Can you transcribe every entry word for word, skipping the images?

- _EXERCISE INPUT_:
>> Start
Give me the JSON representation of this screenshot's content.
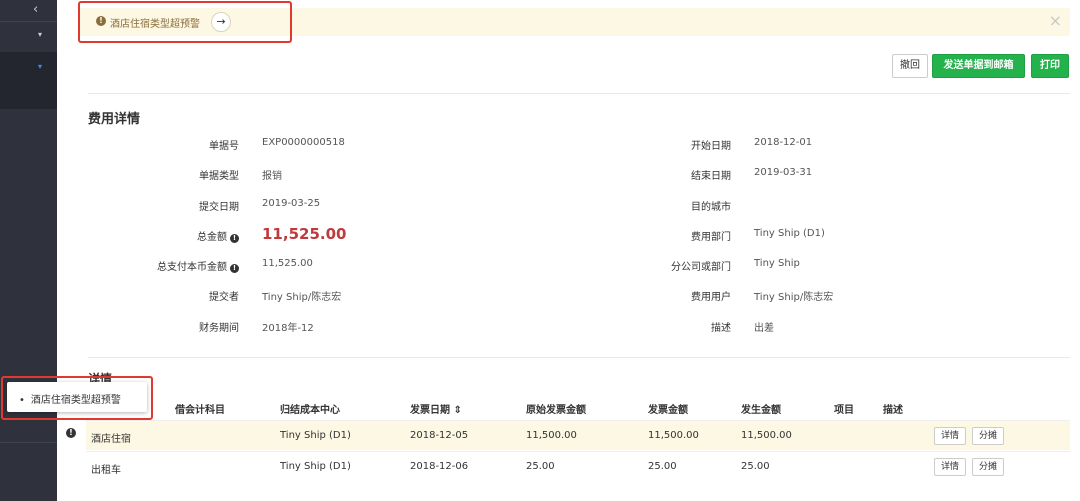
{
  "sidebar": {
    "collapse_icon": "‹",
    "menu_1_icon": "▾",
    "menu_2_icon": "▾"
  },
  "alert": {
    "text": "酒店住宿类型超预警",
    "go_icon": "→",
    "close_icon": "×",
    "warn_icon": "!"
  },
  "actions": {
    "revoke": "撤回",
    "send": "发送单据到邮箱",
    "print": "打印"
  },
  "summary": {
    "title": "费用详情",
    "left": [
      {
        "label": "单据号",
        "value": "EXP0000000518",
        "info": false
      },
      {
        "label": "单据类型",
        "value": "报销",
        "info": false
      },
      {
        "label": "提交日期",
        "value": "2019-03-25",
        "info": false
      },
      {
        "label": "总金额",
        "value": "11,525.00",
        "info": true
      },
      {
        "label": "总支付本币金额",
        "value": "11,525.00",
        "info": true
      },
      {
        "label": "提交者",
        "value": "Tiny Ship/陈志宏",
        "info": false
      },
      {
        "label": "财务期间",
        "value": "2018年-12",
        "info": false
      }
    ],
    "right": [
      {
        "label": "开始日期",
        "value": "2018-12-01"
      },
      {
        "label": "结束日期",
        "value": "2019-03-31"
      },
      {
        "label": "目的城市",
        "value": ""
      },
      {
        "label": "费用部门",
        "value": "Tiny Ship (D1)"
      },
      {
        "label": "分公司或部门",
        "value": "Tiny Ship"
      },
      {
        "label": "费用用户",
        "value": "Tiny Ship/陈志宏"
      },
      {
        "label": "描述",
        "value": "出差"
      }
    ]
  },
  "details": {
    "title": "详情",
    "headers": [
      "借会计科目",
      "归结成本中心",
      "发票日期 ⇕",
      "原始发票金额",
      "发票金额",
      "发生金额",
      "项目",
      "描述"
    ],
    "rows": [
      {
        "account": "酒店住宿",
        "cost_center": "Tiny Ship (D1)",
        "date": "2018-12-05",
        "orig_amount": "11,500.00",
        "inv_amount": "11,500.00",
        "amount": "11,500.00",
        "project": "",
        "desc": "",
        "detail_btn": "详情",
        "split_btn": "分摊"
      },
      {
        "account": "出租车",
        "cost_center": "Tiny Ship (D1)",
        "date": "2018-12-06",
        "orig_amount": "25.00",
        "inv_amount": "25.00",
        "amount": "25.00",
        "project": "",
        "desc": "",
        "detail_btn": "详情",
        "split_btn": "分摊"
      }
    ],
    "row_warn_icon": "!"
  },
  "tooltip": {
    "text": "酒店住宿类型超预警"
  },
  "colors": {
    "sidebar": "#2f323c",
    "alert_bg": "#fcf8e3",
    "primary_green": "#23b24b",
    "amount_red": "#c0393b",
    "highlight_red": "#e03a30"
  }
}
>> End
- _SOLUTION_:
Give me the JSON representation of this screenshot's content.
{
  "sidebar": {
    "collapse_icon": "‹",
    "menu_1_icon": "▾",
    "menu_2_icon": "▾"
  },
  "alert": {
    "text": "酒店住宿类型超预警",
    "go_icon": "→",
    "close_icon": "×",
    "warn_icon": "!"
  },
  "actions": {
    "revoke": "撤回",
    "send": "发送单据到邮箱",
    "print": "打印"
  },
  "summary": {
    "title": "费用详情",
    "left": [
      {
        "label": "单据号",
        "value": "EXP0000000518",
        "info": false
      },
      {
        "label": "单据类型",
        "value": "报销",
        "info": false
      },
      {
        "label": "提交日期",
        "value": "2019-03-25",
        "info": false
      },
      {
        "label": "总金额",
        "value": "11,525.00",
        "info": true
      },
      {
        "label": "总支付本币金额",
        "value": "11,525.00",
        "info": true
      },
      {
        "label": "提交者",
        "value": "Tiny Ship/陈志宏",
        "info": false
      },
      {
        "label": "财务期间",
        "value": "2018年-12",
        "info": false
      }
    ],
    "right": [
      {
        "label": "开始日期",
        "value": "2018-12-01"
      },
      {
        "label": "结束日期",
        "value": "2019-03-31"
      },
      {
        "label": "目的城市",
        "value": ""
      },
      {
        "label": "费用部门",
        "value": "Tiny Ship (D1)"
      },
      {
        "label": "分公司或部门",
        "value": "Tiny Ship"
      },
      {
        "label": "费用用户",
        "value": "Tiny Ship/陈志宏"
      },
      {
        "label": "描述",
        "value": "出差"
      }
    ]
  },
  "details": {
    "title": "详情",
    "headers": [
      "借会计科目",
      "归结成本中心",
      "发票日期 ⇕",
      "原始发票金额",
      "发票金额",
      "发生金额",
      "项目",
      "描述"
    ],
    "rows": [
      {
        "account": "酒店住宿",
        "cost_center": "Tiny Ship (D1)",
        "date": "2018-12-05",
        "orig_amount": "11,500.00",
        "inv_amount": "11,500.00",
        "amount": "11,500.00",
        "project": "",
        "desc": "",
        "detail_btn": "详情",
        "split_btn": "分摊"
      },
      {
        "account": "出租车",
        "cost_center": "Tiny Ship (D1)",
        "date": "2018-12-06",
        "orig_amount": "25.00",
        "inv_amount": "25.00",
        "amount": "25.00",
        "project": "",
        "desc": "",
        "detail_btn": "详情",
        "split_btn": "分摊"
      }
    ],
    "row_warn_icon": "!"
  },
  "tooltip": {
    "text": "酒店住宿类型超预警"
  },
  "colors": {
    "sidebar": "#2f323c",
    "alert_bg": "#fcf8e3",
    "primary_green": "#23b24b",
    "amount_red": "#c0393b",
    "highlight_red": "#e03a30"
  }
}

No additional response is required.